#### [To do]
Restate each entry word for word, leaving nothing out.

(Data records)
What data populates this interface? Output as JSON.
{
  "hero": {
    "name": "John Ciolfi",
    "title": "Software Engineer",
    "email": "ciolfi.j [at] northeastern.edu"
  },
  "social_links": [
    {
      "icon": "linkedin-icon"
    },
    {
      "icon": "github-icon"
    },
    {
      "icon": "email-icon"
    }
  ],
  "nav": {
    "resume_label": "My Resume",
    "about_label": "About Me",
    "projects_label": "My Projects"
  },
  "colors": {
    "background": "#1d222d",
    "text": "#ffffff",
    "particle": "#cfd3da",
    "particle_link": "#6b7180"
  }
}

#### [Task response]
What data populates this interface? Output as JSON.
{
  "hero": {
    "name": "John Ciolfi",
    "title": "Software Engineer",
    "email": "ciolfi.j [at] northeastern.edu"
  },
  "social_links": [
    {
      "icon": "linkedin-icon"
    },
    {
      "icon": "github-icon"
    },
    {
      "icon": "email-icon"
    }
  ],
  "nav": {
    "resume_label": "My Resume",
    "about_label": "About Me",
    "projects_label": "My Projects"
  },
  "colors": {
    "background": "#1d222d",
    "text": "#ffffff",
    "particle": "#cfd3da",
    "particle_link": "#6b7180"
  }
}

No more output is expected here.